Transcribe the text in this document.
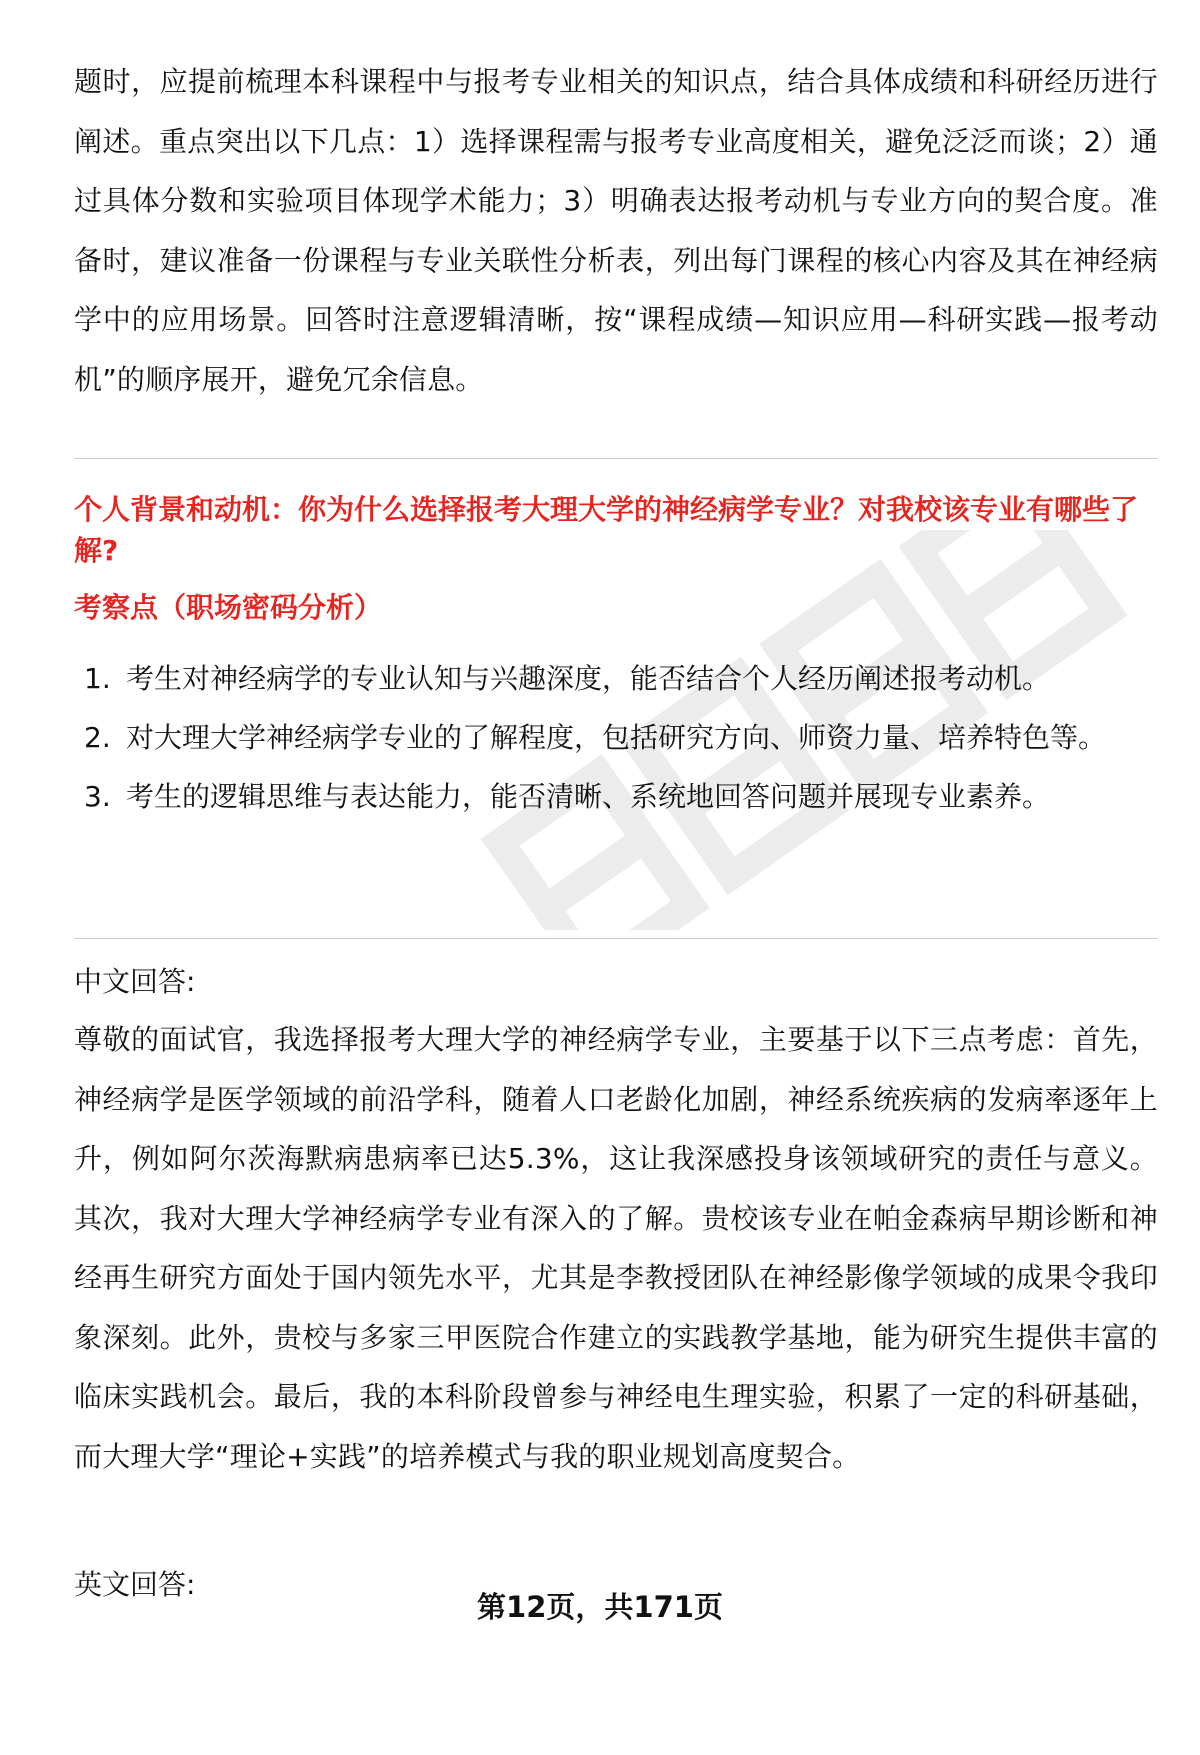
题时，应提前梳理本科课程中与报考专业相关的知识点，结合具体成绩和科研经历进行阐述。重点突出以下几点：1）选择课程需与报考专业高度相关，避免泛泛而谈；2）通过具体分数和实验项目体现学术能力；3）明确表达报考动机与专业方向的契合度。准备时，建议准备一份课程与专业关联性分析表，列出每门课程的核心内容及其在神经病学中的应用场景。回答时注意逻辑清晰，按“课程成绩—知识应用—科研实践—报考动机”的顺序展开，避免冗余信息。

个人背景和动机：你为什么选择报考大理大学的神经病学专业？对我校该专业有哪些了解?

考察点（职场密码分析）

1. 考生对神经病学的专业认知与兴趣深度，能否结合个人经历阐述报考动机。
2. 对大理大学神经病学专业的了解程度，包括研究方向、师资力量、培养特色等。
3. 考生的逻辑思维与表达能力，能否清晰、系统地回答问题并展现专业素养。

中文回答:

尊敬的面试官，我选择报考大理大学的神经病学专业，主要基于以下三点考虑：首先，神经病学是医学领域的前沿学科，随着人口老龄化加剧，神经系统疾病的发病率逐年上升，例如阿尔茨海默病患病率已达5.3%，这让我深感投身该领域研究的责任与意义。其次，我对大理大学神经病学专业有深入的了解。贵校该专业在帕金森病早期诊断和神经再生研究方面处于国内领先水平，尤其是李教授团队在神经影像学领域的成果令我印象深刻。此外，贵校与多家三甲医院合作建立的实践教学基地，能为研究生提供丰富的临床实践机会。最后，我的本科阶段曾参与神经电生理实验，积累了一定的科研基础，而大理大学“理论+实践”的培养模式与我的职业规划高度契合。

英文回答:

第12页，共171页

### Required work
Copy all the records above exactly, but leave out the pictures.

### Answer
Transcribe the text in this document.
题时，应提前梳理本科课程中与报考专业相关的知识点，结合具体成绩和科研经历进行阐述。重点突出以下几点：1）选择课程需与报考专业高度相关，避免泛泛而谈；2）通过具体分数和实验项目体现学术能力；3）明确表达报考动机与专业方向的契合度。准备时，建议准备一份课程与专业关联性分析表，列出每门课程的核心内容及其在神经病学中的应用场景。回答时注意逻辑清晰，按“课程成绩—知识应用—科研实践—报考动机”的顺序展开，避免冗余信息。

个人背景和动机：你为什么选择报考大理大学的神经病学专业？对我校该专业有哪些了解?

考察点（职场密码分析）

1. 考生对神经病学的专业认知与兴趣深度，能否结合个人经历阐述报考动机。
2. 对大理大学神经病学专业的了解程度，包括研究方向、师资力量、培养特色等。
3. 考生的逻辑思维与表达能力，能否清晰、系统地回答问题并展现专业素养。

中文回答:

尊敬的面试官，我选择报考大理大学的神经病学专业，主要基于以下三点考虑：首先，神经病学是医学领域的前沿学科，随着人口老龄化加剧，神经系统疾病的发病率逐年上升，例如阿尔茨海默病患病率已达5.3%，这让我深感投身该领域研究的责任与意义。其次，我对大理大学神经病学专业有深入的了解。贵校该专业在帕金森病早期诊断和神经再生研究方面处于国内领先水平，尤其是李教授团队在神经影像学领域的成果令我印象深刻。此外，贵校与多家三甲医院合作建立的实践教学基地，能为研究生提供丰富的临床实践机会。最后，我的本科阶段曾参与神经电生理实验，积累了一定的科研基础，而大理大学“理论+实践”的培养模式与我的职业规划高度契合。

英文回答:

第12页，共171页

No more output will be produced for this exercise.